- **Task instructions**
Set down each entry from the block beneath, exactly as written.

- **Given entries**
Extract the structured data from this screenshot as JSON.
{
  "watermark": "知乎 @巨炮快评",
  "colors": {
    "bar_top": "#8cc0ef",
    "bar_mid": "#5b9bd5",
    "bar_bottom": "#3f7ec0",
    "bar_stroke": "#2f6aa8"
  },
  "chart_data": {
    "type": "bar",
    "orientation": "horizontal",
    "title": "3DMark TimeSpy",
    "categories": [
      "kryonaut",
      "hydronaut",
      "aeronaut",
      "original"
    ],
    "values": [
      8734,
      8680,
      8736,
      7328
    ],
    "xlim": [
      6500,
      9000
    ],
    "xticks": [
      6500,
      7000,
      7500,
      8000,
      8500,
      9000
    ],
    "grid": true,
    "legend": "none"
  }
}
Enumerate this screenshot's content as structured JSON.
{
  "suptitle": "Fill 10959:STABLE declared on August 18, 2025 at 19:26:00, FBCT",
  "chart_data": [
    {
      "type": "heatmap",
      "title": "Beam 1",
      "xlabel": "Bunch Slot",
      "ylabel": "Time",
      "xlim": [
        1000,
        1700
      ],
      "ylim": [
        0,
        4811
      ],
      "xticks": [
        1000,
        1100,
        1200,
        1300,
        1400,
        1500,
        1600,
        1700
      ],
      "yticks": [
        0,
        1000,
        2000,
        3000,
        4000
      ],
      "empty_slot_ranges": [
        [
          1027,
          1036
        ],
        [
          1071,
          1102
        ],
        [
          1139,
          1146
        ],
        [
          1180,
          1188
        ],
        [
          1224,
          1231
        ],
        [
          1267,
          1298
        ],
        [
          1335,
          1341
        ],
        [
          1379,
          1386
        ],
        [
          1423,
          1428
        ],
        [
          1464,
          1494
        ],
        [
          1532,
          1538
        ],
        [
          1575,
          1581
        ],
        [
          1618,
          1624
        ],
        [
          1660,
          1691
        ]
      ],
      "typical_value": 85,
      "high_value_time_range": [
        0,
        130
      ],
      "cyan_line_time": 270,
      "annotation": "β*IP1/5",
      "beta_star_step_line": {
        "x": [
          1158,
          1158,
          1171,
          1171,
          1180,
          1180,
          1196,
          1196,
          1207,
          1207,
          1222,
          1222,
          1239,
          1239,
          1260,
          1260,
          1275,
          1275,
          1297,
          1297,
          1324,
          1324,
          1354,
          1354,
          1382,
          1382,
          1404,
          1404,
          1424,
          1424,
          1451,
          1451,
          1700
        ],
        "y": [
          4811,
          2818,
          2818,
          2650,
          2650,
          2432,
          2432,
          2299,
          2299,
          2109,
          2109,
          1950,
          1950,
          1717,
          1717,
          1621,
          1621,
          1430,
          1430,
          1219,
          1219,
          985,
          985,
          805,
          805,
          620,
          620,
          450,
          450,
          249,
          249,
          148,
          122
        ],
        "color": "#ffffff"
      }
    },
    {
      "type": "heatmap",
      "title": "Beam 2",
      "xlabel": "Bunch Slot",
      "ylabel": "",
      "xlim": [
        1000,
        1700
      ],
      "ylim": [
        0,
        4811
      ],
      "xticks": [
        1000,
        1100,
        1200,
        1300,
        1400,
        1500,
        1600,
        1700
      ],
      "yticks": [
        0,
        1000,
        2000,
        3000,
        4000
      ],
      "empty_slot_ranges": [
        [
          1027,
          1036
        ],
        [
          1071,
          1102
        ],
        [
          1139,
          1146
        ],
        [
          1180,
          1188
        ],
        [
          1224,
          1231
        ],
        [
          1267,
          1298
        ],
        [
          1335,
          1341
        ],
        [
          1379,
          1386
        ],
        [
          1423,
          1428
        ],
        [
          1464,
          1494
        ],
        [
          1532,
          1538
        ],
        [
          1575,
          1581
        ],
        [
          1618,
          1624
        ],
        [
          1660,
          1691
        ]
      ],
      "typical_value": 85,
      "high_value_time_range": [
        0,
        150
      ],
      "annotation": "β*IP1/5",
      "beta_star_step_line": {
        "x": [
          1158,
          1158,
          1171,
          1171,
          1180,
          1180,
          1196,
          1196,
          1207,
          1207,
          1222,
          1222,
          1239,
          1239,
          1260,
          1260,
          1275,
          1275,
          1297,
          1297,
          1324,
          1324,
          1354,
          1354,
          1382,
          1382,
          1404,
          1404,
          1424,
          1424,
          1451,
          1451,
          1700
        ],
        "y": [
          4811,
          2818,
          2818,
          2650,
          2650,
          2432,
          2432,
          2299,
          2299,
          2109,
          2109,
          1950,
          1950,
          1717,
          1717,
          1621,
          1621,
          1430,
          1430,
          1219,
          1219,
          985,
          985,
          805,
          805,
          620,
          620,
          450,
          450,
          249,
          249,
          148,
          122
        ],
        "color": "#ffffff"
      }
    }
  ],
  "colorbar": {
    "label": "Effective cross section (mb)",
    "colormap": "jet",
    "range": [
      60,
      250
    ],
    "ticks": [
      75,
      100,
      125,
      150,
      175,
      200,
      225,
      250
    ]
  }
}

- **Full solution**
Extract the structured data from this screenshot as JSON.
{
  "watermark": "知乎 @巨炮快评",
  "colors": {
    "bar_top": "#8cc0ef",
    "bar_mid": "#5b9bd5",
    "bar_bottom": "#3f7ec0",
    "bar_stroke": "#2f6aa8"
  },
  "chart_data": {
    "type": "bar",
    "orientation": "horizontal",
    "title": "3DMark TimeSpy",
    "categories": [
      "kryonaut",
      "hydronaut",
      "aeronaut",
      "original"
    ],
    "values": [
      8734,
      8680,
      8736,
      7328
    ],
    "xlim": [
      6500,
      9000
    ],
    "xticks": [
      6500,
      7000,
      7500,
      8000,
      8500,
      9000
    ],
    "grid": true,
    "legend": "none"
  }
}
Enumerate this screenshot's content as structured JSON.
{
  "suptitle": "Fill 10959:STABLE declared on August 18, 2025 at 19:26:00, FBCT",
  "chart_data": [
    {
      "type": "heatmap",
      "title": "Beam 1",
      "xlabel": "Bunch Slot",
      "ylabel": "Time",
      "xlim": [
        1000,
        1700
      ],
      "ylim": [
        0,
        4811
      ],
      "xticks": [
        1000,
        1100,
        1200,
        1300,
        1400,
        1500,
        1600,
        1700
      ],
      "yticks": [
        0,
        1000,
        2000,
        3000,
        4000
      ],
      "empty_slot_ranges": [
        [
          1027,
          1036
        ],
        [
          1071,
          1102
        ],
        [
          1139,
          1146
        ],
        [
          1180,
          1188
        ],
        [
          1224,
          1231
        ],
        [
          1267,
          1298
        ],
        [
          1335,
          1341
        ],
        [
          1379,
          1386
        ],
        [
          1423,
          1428
        ],
        [
          1464,
          1494
        ],
        [
          1532,
          1538
        ],
        [
          1575,
          1581
        ],
        [
          1618,
          1624
        ],
        [
          1660,
          1691
        ]
      ],
      "typical_value": 85,
      "high_value_time_range": [
        0,
        130
      ],
      "cyan_line_time": 270,
      "annotation": "β*IP1/5",
      "beta_star_step_line": {
        "x": [
          1158,
          1158,
          1171,
          1171,
          1180,
          1180,
          1196,
          1196,
          1207,
          1207,
          1222,
          1222,
          1239,
          1239,
          1260,
          1260,
          1275,
          1275,
          1297,
          1297,
          1324,
          1324,
          1354,
          1354,
          1382,
          1382,
          1404,
          1404,
          1424,
          1424,
          1451,
          1451,
          1700
        ],
        "y": [
          4811,
          2818,
          2818,
          2650,
          2650,
          2432,
          2432,
          2299,
          2299,
          2109,
          2109,
          1950,
          1950,
          1717,
          1717,
          1621,
          1621,
          1430,
          1430,
          1219,
          1219,
          985,
          985,
          805,
          805,
          620,
          620,
          450,
          450,
          249,
          249,
          148,
          122
        ],
        "color": "#ffffff"
      }
    },
    {
      "type": "heatmap",
      "title": "Beam 2",
      "xlabel": "Bunch Slot",
      "ylabel": "",
      "xlim": [
        1000,
        1700
      ],
      "ylim": [
        0,
        4811
      ],
      "xticks": [
        1000,
        1100,
        1200,
        1300,
        1400,
        1500,
        1600,
        1700
      ],
      "yticks": [
        0,
        1000,
        2000,
        3000,
        4000
      ],
      "empty_slot_ranges": [
        [
          1027,
          1036
        ],
        [
          1071,
          1102
        ],
        [
          1139,
          1146
        ],
        [
          1180,
          1188
        ],
        [
          1224,
          1231
        ],
        [
          1267,
          1298
        ],
        [
          1335,
          1341
        ],
        [
          1379,
          1386
        ],
        [
          1423,
          1428
        ],
        [
          1464,
          1494
        ],
        [
          1532,
          1538
        ],
        [
          1575,
          1581
        ],
        [
          1618,
          1624
        ],
        [
          1660,
          1691
        ]
      ],
      "typical_value": 85,
      "high_value_time_range": [
        0,
        150
      ],
      "annotation": "β*IP1/5",
      "beta_star_step_line": {
        "x": [
          1158,
          1158,
          1171,
          1171,
          1180,
          1180,
          1196,
          1196,
          1207,
          1207,
          1222,
          1222,
          1239,
          1239,
          1260,
          1260,
          1275,
          1275,
          1297,
          1297,
          1324,
          1324,
          1354,
          1354,
          1382,
          1382,
          1404,
          1404,
          1424,
          1424,
          1451,
          1451,
          1700
        ],
        "y": [
          4811,
          2818,
          2818,
          2650,
          2650,
          2432,
          2432,
          2299,
          2299,
          2109,
          2109,
          1950,
          1950,
          1717,
          1717,
          1621,
          1621,
          1430,
          1430,
          1219,
          1219,
          985,
          985,
          805,
          805,
          620,
          620,
          450,
          450,
          249,
          249,
          148,
          122
        ],
        "color": "#ffffff"
      }
    }
  ],
  "colorbar": {
    "label": "Effective cross section (mb)",
    "colormap": "jet",
    "range": [
      60,
      250
    ],
    "ticks": [
      75,
      100,
      125,
      150,
      175,
      200,
      225,
      250
    ]
  }
}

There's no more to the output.